Task directions - From the entries below, gather each line containing the word "title".

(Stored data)
## Start

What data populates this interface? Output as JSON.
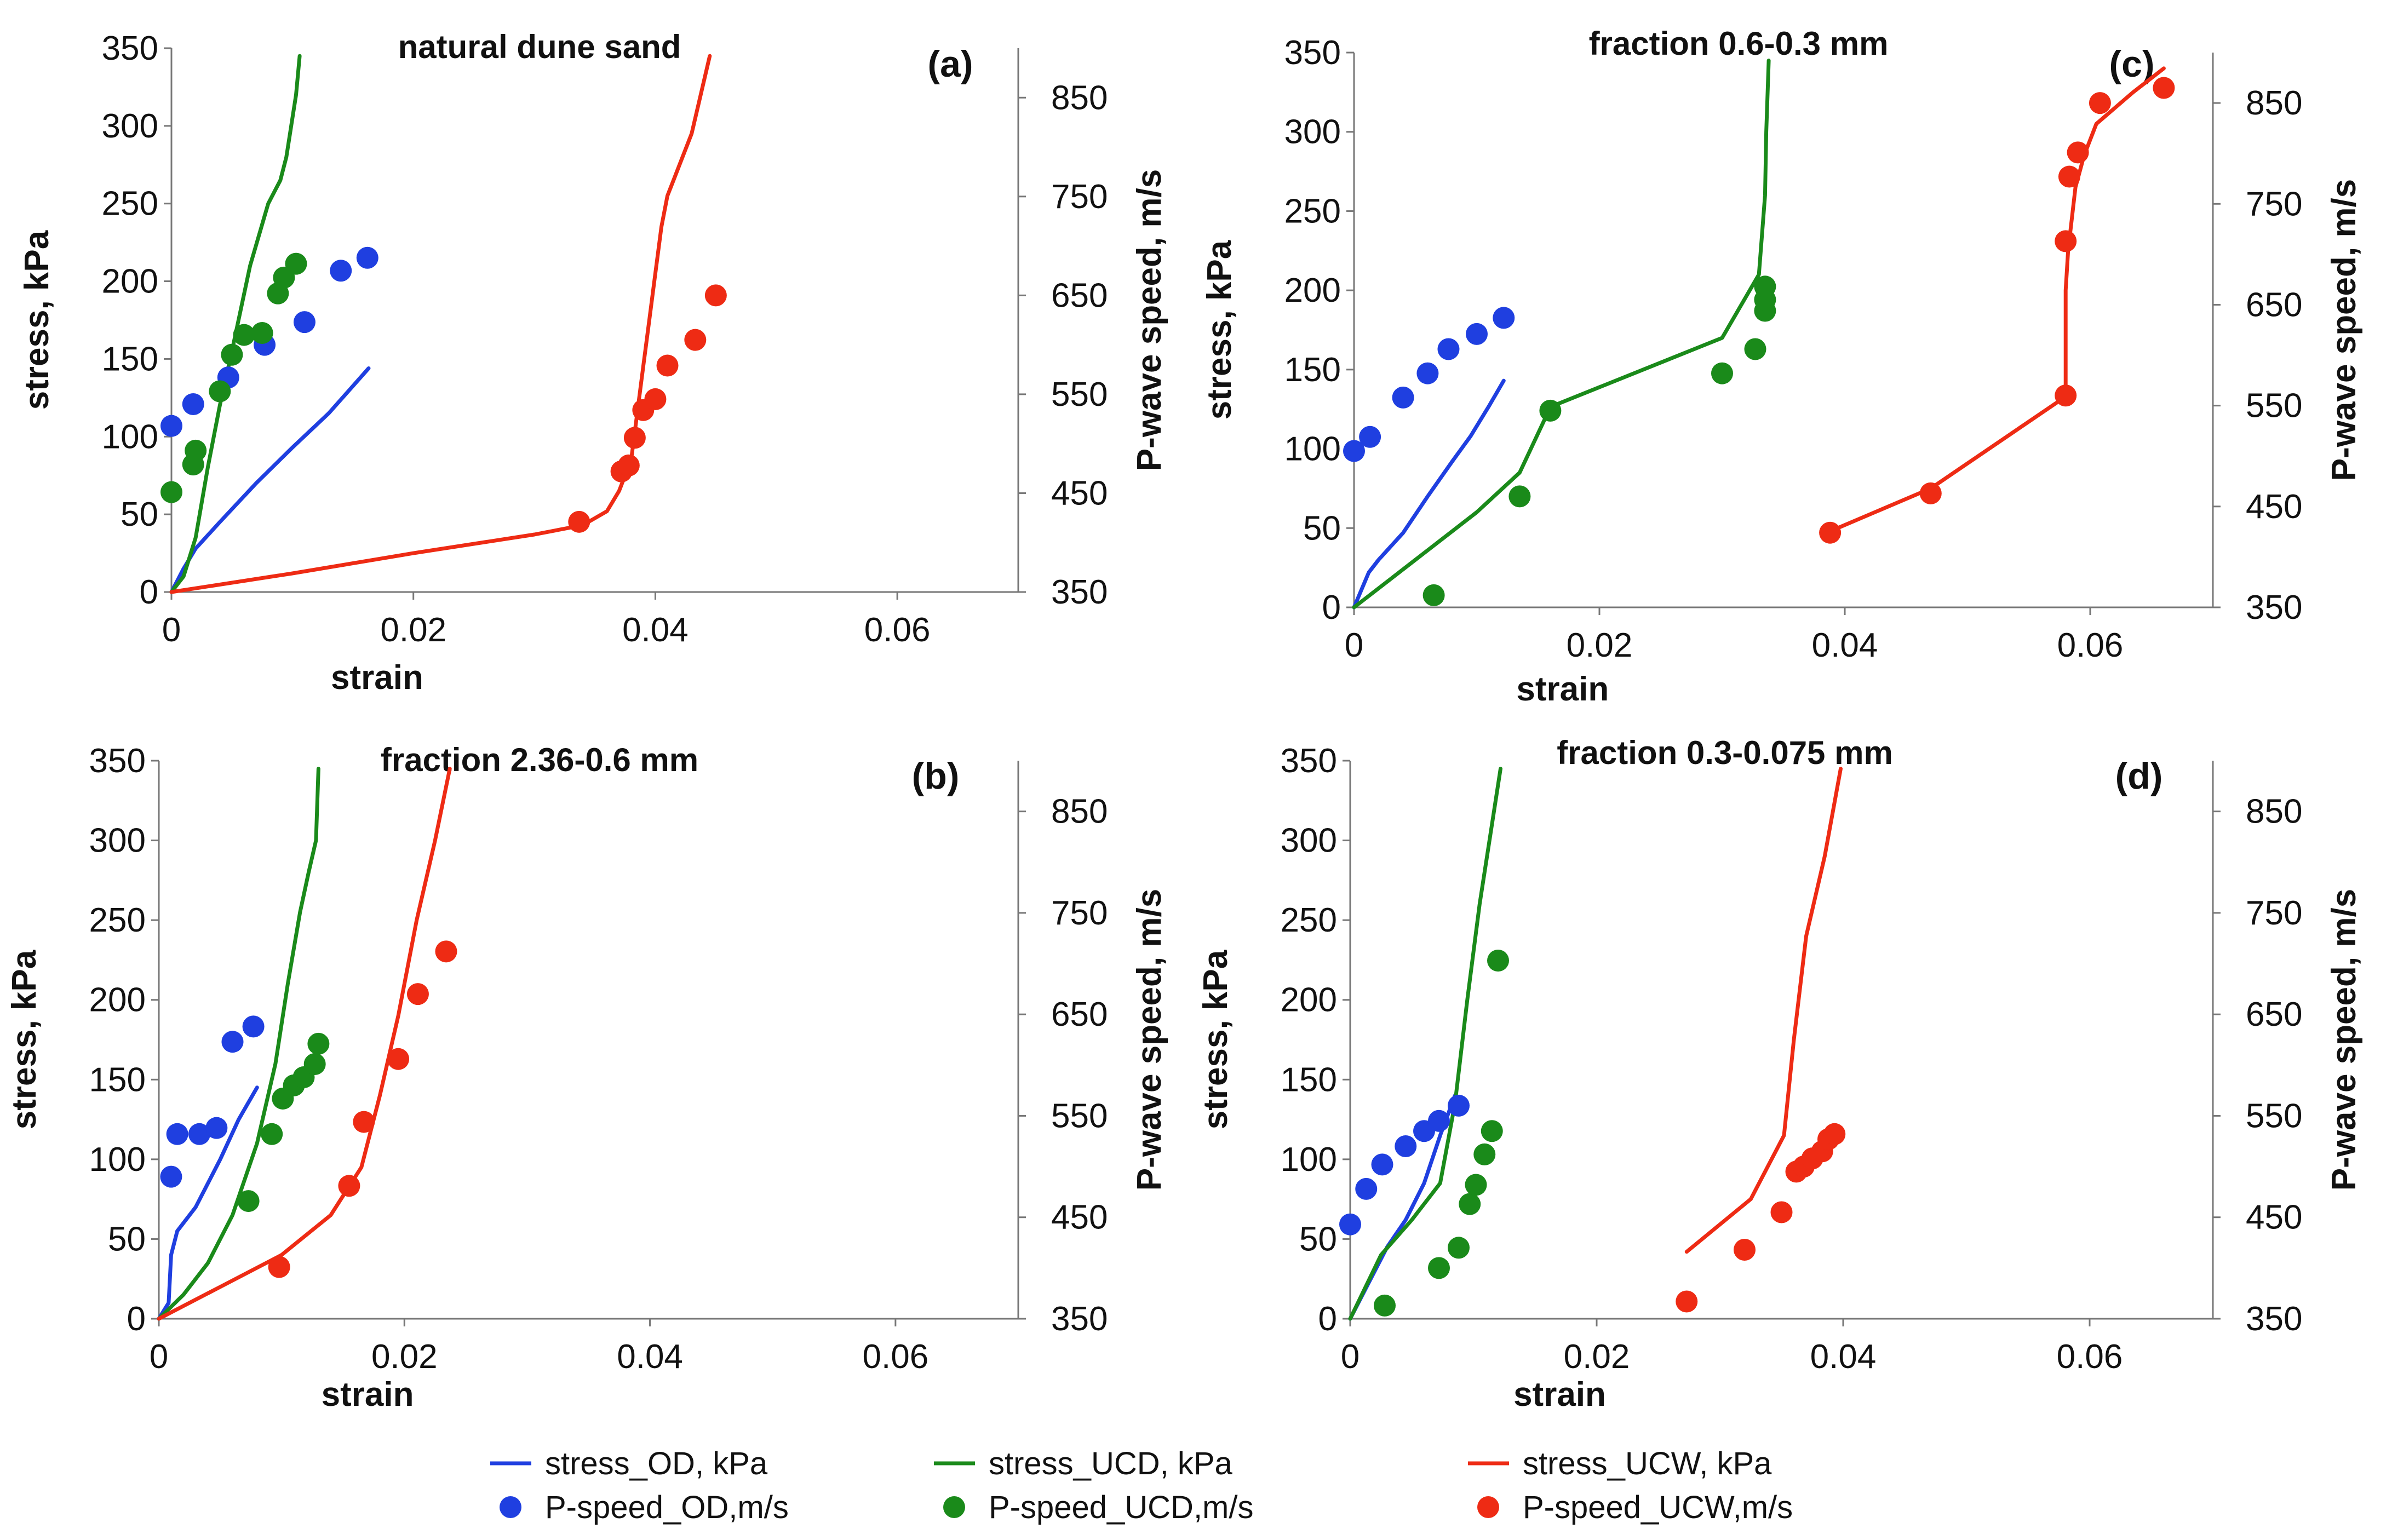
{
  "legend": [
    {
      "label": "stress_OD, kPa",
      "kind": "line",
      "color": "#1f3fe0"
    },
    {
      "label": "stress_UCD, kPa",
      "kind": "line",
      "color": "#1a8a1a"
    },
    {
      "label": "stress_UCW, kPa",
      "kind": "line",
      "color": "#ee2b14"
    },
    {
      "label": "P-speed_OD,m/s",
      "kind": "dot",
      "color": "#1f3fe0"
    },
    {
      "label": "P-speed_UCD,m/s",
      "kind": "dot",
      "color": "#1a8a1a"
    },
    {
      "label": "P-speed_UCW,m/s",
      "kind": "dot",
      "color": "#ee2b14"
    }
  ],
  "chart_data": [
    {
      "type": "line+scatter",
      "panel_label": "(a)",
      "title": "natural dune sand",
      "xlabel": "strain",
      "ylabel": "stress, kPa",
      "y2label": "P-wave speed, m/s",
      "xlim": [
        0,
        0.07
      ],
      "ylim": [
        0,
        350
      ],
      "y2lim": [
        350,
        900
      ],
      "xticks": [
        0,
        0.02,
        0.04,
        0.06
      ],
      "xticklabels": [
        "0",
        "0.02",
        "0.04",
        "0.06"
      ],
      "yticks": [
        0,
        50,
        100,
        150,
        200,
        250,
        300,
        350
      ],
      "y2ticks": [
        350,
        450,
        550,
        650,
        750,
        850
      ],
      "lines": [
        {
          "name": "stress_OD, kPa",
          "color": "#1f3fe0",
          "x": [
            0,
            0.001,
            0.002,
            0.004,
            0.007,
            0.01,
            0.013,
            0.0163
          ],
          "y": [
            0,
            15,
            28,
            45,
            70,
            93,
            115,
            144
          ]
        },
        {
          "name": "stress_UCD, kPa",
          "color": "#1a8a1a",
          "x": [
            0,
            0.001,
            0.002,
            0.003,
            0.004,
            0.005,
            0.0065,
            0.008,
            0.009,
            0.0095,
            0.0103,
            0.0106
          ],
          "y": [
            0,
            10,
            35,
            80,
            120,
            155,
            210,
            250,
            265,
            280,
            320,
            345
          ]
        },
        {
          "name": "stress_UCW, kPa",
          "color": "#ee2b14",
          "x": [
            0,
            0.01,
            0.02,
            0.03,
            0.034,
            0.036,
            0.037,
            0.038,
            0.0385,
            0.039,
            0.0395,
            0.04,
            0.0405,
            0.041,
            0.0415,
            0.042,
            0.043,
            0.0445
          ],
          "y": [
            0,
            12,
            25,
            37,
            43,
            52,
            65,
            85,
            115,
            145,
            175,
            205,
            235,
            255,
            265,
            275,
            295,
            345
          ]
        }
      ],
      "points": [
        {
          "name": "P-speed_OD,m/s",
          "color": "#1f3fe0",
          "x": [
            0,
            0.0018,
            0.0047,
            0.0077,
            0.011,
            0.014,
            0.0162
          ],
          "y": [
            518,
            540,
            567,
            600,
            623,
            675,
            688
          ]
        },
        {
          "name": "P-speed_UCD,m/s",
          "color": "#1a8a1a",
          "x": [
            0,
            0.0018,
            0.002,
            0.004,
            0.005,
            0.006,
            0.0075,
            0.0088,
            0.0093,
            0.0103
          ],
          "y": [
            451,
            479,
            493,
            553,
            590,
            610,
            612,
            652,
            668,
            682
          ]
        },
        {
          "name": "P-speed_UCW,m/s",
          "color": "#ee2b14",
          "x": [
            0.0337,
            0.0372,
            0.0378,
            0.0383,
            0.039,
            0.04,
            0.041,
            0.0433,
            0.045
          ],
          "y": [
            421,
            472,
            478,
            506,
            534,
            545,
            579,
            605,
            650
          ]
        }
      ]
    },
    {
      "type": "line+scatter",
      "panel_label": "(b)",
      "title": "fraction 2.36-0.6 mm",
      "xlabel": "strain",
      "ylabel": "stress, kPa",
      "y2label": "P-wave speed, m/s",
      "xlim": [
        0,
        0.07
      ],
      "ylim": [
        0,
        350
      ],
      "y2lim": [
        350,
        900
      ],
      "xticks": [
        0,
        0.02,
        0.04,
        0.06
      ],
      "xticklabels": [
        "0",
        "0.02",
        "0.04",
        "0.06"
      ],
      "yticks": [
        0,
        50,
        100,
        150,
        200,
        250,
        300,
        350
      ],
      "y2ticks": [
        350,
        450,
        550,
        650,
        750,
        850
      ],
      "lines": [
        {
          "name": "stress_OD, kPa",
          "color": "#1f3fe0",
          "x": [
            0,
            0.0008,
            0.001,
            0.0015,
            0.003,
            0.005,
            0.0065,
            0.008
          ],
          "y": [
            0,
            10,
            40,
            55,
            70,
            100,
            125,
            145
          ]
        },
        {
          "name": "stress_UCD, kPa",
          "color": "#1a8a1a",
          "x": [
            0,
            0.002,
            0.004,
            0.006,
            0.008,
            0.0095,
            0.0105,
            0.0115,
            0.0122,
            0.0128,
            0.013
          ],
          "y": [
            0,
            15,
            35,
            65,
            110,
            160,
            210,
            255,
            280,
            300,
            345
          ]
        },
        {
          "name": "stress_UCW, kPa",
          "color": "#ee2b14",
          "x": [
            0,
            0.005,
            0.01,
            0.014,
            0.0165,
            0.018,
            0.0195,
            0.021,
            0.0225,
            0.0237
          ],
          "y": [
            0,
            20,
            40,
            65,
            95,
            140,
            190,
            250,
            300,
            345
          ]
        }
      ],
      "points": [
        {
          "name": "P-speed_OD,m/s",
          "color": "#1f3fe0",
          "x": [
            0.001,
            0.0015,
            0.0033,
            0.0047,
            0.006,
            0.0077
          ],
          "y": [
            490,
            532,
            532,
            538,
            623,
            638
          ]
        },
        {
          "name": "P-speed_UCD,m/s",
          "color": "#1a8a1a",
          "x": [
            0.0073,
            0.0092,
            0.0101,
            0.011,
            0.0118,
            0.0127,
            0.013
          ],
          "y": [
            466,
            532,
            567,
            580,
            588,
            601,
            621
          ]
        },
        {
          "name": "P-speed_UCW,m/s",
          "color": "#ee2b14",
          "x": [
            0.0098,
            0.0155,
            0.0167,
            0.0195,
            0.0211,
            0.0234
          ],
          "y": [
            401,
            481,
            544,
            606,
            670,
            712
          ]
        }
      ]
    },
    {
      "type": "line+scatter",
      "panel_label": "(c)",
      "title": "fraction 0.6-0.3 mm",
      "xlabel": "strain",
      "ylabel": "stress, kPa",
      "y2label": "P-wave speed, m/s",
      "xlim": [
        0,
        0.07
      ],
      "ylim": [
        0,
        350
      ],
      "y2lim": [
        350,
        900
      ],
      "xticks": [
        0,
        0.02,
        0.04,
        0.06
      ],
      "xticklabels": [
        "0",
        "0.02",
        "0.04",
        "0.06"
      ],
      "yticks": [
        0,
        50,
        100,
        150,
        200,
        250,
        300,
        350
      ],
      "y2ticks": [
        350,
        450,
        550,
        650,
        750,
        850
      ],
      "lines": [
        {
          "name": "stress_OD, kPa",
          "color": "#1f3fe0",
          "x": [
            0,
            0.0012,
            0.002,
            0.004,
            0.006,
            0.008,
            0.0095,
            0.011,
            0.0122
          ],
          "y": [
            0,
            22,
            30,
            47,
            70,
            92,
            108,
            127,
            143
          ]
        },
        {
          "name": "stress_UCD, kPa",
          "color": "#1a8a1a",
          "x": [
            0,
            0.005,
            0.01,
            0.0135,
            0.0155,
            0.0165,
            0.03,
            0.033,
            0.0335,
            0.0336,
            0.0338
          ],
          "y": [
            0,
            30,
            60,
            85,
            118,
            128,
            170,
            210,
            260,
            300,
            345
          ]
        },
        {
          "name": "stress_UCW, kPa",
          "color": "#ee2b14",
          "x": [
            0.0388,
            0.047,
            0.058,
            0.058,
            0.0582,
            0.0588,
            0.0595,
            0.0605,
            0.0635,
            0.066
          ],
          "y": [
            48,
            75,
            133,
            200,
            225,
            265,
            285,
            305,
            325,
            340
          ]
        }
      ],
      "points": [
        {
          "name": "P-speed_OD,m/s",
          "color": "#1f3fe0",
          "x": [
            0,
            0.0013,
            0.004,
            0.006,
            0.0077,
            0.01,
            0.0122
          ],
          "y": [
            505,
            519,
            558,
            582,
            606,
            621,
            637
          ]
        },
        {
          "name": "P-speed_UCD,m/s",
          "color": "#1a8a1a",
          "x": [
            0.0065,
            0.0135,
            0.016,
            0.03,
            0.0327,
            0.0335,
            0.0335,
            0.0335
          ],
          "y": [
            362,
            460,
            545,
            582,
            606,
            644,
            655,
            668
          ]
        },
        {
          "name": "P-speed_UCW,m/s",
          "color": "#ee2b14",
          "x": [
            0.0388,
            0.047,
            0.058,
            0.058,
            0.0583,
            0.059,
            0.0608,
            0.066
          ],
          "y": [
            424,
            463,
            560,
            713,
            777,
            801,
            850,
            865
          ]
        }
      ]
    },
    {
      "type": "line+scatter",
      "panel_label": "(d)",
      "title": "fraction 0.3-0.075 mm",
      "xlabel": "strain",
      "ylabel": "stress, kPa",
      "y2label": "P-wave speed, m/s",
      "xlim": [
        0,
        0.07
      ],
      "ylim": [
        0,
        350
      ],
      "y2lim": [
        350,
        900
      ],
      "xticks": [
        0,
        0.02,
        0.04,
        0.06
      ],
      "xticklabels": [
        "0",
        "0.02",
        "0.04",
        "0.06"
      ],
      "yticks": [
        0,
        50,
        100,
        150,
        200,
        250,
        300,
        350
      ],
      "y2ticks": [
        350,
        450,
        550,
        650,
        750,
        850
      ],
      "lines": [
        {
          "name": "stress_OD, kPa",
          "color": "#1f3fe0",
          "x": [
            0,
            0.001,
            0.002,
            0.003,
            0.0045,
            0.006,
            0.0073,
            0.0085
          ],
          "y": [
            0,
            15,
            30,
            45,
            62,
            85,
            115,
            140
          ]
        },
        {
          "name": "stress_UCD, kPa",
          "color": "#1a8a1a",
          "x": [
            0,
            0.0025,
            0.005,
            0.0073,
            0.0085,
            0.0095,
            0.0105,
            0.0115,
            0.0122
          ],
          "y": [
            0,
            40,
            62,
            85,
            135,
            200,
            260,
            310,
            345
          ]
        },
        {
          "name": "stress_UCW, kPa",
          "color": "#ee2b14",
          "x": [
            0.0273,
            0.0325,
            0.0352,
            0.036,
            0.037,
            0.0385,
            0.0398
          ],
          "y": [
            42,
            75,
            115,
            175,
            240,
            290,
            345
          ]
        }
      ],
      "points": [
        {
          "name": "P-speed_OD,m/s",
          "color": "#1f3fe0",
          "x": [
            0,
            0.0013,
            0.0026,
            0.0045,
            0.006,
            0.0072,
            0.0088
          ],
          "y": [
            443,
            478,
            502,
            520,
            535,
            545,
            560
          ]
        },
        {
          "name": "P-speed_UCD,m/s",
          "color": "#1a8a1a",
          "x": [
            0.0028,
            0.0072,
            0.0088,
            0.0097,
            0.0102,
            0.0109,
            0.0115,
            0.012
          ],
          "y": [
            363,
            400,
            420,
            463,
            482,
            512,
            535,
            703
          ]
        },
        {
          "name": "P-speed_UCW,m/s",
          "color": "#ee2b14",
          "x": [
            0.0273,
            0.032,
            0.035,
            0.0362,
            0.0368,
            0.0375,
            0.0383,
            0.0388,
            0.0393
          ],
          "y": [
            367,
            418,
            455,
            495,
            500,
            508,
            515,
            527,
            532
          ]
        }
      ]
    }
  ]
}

## End

Reply -
      "title": "natural dune sand",
      "title": "fraction 2.36-0.6 mm",
      "title": "fraction 0.6-0.3 mm",
      "title": "fraction 0.3-0.075 mm",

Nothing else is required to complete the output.